_Given request_. Copy out every line of the records below, word for word and with nothing changed.

_Entries shown_.
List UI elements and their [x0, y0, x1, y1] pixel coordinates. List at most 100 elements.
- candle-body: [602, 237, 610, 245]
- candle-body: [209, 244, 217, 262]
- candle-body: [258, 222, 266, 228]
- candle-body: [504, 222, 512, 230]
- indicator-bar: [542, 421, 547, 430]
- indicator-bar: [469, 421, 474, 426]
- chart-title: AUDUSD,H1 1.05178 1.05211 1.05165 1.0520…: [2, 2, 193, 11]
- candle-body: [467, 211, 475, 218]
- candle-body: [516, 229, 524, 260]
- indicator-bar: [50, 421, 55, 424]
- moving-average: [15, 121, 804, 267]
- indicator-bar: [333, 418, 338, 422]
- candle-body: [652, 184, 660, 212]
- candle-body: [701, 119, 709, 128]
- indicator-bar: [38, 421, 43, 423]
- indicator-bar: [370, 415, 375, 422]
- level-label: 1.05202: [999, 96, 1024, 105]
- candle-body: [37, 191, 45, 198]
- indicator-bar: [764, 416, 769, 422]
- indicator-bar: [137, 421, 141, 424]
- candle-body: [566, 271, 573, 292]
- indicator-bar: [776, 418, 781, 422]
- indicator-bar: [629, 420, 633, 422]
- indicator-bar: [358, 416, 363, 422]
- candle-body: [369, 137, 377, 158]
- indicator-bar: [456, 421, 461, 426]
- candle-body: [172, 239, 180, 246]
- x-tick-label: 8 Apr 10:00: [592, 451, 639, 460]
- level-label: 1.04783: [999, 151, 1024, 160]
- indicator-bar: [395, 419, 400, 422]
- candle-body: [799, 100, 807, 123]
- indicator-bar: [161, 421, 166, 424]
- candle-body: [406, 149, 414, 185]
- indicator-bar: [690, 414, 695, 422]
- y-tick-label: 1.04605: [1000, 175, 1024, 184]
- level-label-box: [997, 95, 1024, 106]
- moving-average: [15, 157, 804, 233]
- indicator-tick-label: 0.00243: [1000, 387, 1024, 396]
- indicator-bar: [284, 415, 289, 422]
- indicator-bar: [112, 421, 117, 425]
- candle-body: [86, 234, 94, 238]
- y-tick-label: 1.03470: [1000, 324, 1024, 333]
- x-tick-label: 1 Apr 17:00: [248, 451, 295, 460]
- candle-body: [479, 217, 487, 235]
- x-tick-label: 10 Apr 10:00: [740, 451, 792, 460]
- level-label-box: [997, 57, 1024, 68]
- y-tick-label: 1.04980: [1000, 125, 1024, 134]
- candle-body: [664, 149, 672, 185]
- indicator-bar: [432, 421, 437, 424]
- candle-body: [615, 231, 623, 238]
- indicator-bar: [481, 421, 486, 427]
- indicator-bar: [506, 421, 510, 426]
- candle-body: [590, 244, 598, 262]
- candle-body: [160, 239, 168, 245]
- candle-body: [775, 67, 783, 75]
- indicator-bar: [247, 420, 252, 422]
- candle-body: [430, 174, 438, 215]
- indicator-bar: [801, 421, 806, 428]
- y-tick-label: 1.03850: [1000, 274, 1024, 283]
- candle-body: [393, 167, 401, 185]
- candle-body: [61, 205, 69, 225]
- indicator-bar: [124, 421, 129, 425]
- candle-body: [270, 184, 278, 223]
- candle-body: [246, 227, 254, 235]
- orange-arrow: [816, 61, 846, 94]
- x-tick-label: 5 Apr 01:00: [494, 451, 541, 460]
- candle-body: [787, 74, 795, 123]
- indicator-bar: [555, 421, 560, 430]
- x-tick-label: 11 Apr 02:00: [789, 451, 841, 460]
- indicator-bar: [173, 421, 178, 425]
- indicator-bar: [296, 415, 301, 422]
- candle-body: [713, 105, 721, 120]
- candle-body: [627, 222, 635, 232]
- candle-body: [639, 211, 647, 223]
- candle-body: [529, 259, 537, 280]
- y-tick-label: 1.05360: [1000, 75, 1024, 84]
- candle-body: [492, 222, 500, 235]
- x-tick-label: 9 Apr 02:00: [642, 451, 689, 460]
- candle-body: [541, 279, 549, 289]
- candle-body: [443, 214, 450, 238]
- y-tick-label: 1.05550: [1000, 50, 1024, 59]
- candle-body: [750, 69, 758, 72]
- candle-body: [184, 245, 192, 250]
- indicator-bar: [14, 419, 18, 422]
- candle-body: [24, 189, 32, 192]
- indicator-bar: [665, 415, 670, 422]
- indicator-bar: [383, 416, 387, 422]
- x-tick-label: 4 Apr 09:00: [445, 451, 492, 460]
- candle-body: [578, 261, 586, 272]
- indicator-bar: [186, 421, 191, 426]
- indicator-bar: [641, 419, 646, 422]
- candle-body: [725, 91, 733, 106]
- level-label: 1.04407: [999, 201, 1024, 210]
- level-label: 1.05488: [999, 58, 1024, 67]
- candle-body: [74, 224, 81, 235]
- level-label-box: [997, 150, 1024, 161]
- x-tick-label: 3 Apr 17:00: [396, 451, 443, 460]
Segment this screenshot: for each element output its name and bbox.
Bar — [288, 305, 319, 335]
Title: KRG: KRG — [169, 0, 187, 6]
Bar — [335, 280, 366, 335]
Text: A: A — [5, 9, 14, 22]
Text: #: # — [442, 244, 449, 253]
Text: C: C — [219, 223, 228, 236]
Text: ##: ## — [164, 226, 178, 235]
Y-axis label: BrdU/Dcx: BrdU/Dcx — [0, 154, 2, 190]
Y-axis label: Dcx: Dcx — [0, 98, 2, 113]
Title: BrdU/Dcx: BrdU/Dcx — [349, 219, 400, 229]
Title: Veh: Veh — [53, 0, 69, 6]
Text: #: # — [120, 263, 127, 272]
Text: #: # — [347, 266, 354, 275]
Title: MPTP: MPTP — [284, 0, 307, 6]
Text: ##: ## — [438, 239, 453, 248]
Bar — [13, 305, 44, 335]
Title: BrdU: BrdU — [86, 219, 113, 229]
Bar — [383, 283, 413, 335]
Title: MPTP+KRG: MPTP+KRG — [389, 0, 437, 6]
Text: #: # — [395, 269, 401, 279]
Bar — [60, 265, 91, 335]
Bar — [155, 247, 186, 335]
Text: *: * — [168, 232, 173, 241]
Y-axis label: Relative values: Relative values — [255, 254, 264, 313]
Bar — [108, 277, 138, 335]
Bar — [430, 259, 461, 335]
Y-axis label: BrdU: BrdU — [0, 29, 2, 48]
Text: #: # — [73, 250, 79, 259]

_Written reply_.
List UI elements and their [x0, y0, x1, y1] pixel coordinates. List at most 100 elements.
- candle-body: [602, 237, 610, 245]
- candle-body: [209, 244, 217, 262]
- candle-body: [258, 222, 266, 228]
- candle-body: [504, 222, 512, 230]
- indicator-bar: [542, 421, 547, 430]
- indicator-bar: [469, 421, 474, 426]
- chart-title: AUDUSD,H1 1.05178 1.05211 1.05165 1.0520…: [2, 2, 193, 11]
- candle-body: [467, 211, 475, 218]
- candle-body: [516, 229, 524, 260]
- indicator-bar: [50, 421, 55, 424]
- moving-average: [15, 121, 804, 267]
- indicator-bar: [333, 418, 338, 422]
- candle-body: [652, 184, 660, 212]
- candle-body: [701, 119, 709, 128]
- indicator-bar: [38, 421, 43, 423]
- indicator-bar: [370, 415, 375, 422]
- level-label: 1.05202: [999, 96, 1024, 105]
- candle-body: [37, 191, 45, 198]
- indicator-bar: [764, 416, 769, 422]
- indicator-bar: [137, 421, 141, 424]
- candle-body: [566, 271, 573, 292]
- indicator-bar: [776, 418, 781, 422]
- indicator-bar: [629, 420, 633, 422]
- indicator-bar: [358, 416, 363, 422]
- candle-body: [369, 137, 377, 158]
- indicator-bar: [456, 421, 461, 426]
- candle-body: [172, 239, 180, 246]
- x-tick-label: 8 Apr 10:00: [592, 451, 639, 460]
- level-label: 1.04783: [999, 151, 1024, 160]
- indicator-bar: [395, 419, 400, 422]
- candle-body: [799, 100, 807, 123]
- indicator-bar: [161, 421, 166, 424]
- candle-body: [406, 149, 414, 185]
- indicator-bar: [690, 414, 695, 422]
- y-tick-label: 1.04605: [1000, 175, 1024, 184]
- level-label-box: [997, 95, 1024, 106]
- moving-average: [15, 157, 804, 233]
- indicator-tick-label: 0.00243: [1000, 387, 1024, 396]
- indicator-bar: [284, 415, 289, 422]
- indicator-bar: [112, 421, 117, 425]
- candle-body: [86, 234, 94, 238]
- y-tick-label: 1.03470: [1000, 324, 1024, 333]
- x-tick-label: 1 Apr 17:00: [248, 451, 295, 460]
- candle-body: [479, 217, 487, 235]
- x-tick-label: 10 Apr 10:00: [740, 451, 792, 460]
- level-label-box: [997, 57, 1024, 68]
- y-tick-label: 1.04980: [1000, 125, 1024, 134]
- candle-body: [664, 149, 672, 185]
- indicator-bar: [432, 421, 437, 424]
- candle-body: [615, 231, 623, 238]
- indicator-bar: [481, 421, 486, 427]
- indicator-bar: [506, 421, 510, 426]
- candle-body: [590, 244, 598, 262]
- candle-body: [160, 239, 168, 245]
- candle-body: [775, 67, 783, 75]
- indicator-bar: [247, 420, 252, 422]
- candle-body: [430, 174, 438, 215]
- indicator-bar: [801, 421, 806, 428]
- y-tick-label: 1.03850: [1000, 274, 1024, 283]
- candle-body: [393, 167, 401, 185]
- candle-body: [61, 205, 69, 225]
- indicator-bar: [124, 421, 129, 425]
- candle-body: [270, 184, 278, 223]
- candle-body: [246, 227, 254, 235]
- orange-arrow: [816, 61, 846, 94]
- x-tick-label: 5 Apr 01:00: [494, 451, 541, 460]
- candle-body: [787, 74, 795, 123]
- indicator-bar: [555, 421, 560, 430]
- x-tick-label: 11 Apr 02:00: [789, 451, 841, 460]
- indicator-bar: [173, 421, 178, 425]
- indicator-bar: [296, 415, 301, 422]
- candle-body: [713, 105, 721, 120]
- candle-body: [627, 222, 635, 232]
- candle-body: [639, 211, 647, 223]
- candle-body: [529, 259, 537, 280]
- y-tick-label: 1.05360: [1000, 75, 1024, 84]
- candle-body: [492, 222, 500, 235]
- x-tick-label: 9 Apr 02:00: [642, 451, 689, 460]
- candle-body: [541, 279, 549, 289]
- candle-body: [443, 214, 450, 238]
- y-tick-label: 1.05550: [1000, 50, 1024, 59]
- candle-body: [750, 69, 758, 72]
- candle-body: [184, 245, 192, 250]
- indicator-bar: [14, 419, 18, 422]
- candle-body: [24, 189, 32, 192]
- indicator-bar: [665, 415, 670, 422]
- indicator-bar: [383, 416, 387, 422]
- x-tick-label: 4 Apr 09:00: [445, 451, 492, 460]
- candle-body: [578, 261, 586, 272]
- indicator-bar: [186, 421, 191, 426]
- indicator-bar: [641, 419, 646, 422]
- candle-body: [725, 91, 733, 106]
- level-label: 1.04407: [999, 201, 1024, 210]
- level-label: 1.05488: [999, 58, 1024, 67]
- candle-body: [74, 224, 81, 235]
- level-label-box: [997, 150, 1024, 161]
- x-tick-label: 3 Apr 17:00: [396, 451, 443, 460]
Segment this screenshot: for each element output its name and bbox.
Bar — [288, 305, 319, 335]
Title: KRG: KRG — [169, 0, 187, 6]
Bar — [335, 280, 366, 335]
Text: A: A — [5, 9, 14, 22]
Text: #: # — [442, 244, 449, 253]
Text: C: C — [219, 223, 228, 236]
Text: ##: ## — [164, 226, 178, 235]
Y-axis label: BrdU/Dcx: BrdU/Dcx — [0, 154, 2, 190]
Y-axis label: Dcx: Dcx — [0, 98, 2, 113]
Title: BrdU/Dcx: BrdU/Dcx — [349, 219, 400, 229]
Title: Veh: Veh — [53, 0, 69, 6]
Text: #: # — [120, 263, 127, 272]
Text: #: # — [347, 266, 354, 275]
Title: MPTP: MPTP — [284, 0, 307, 6]
Text: ##: ## — [438, 239, 453, 248]
Bar — [13, 305, 44, 335]
Title: BrdU: BrdU — [86, 219, 113, 229]
Bar — [383, 283, 413, 335]
Title: MPTP+KRG: MPTP+KRG — [389, 0, 437, 6]
Text: #: # — [395, 269, 401, 279]
Bar — [60, 265, 91, 335]
Bar — [155, 247, 186, 335]
Text: *: * — [168, 232, 173, 241]
Y-axis label: Relative values: Relative values — [255, 254, 264, 313]
Bar — [108, 277, 138, 335]
Bar — [430, 259, 461, 335]
Y-axis label: BrdU: BrdU — [0, 29, 2, 48]
Text: #: # — [73, 250, 79, 259]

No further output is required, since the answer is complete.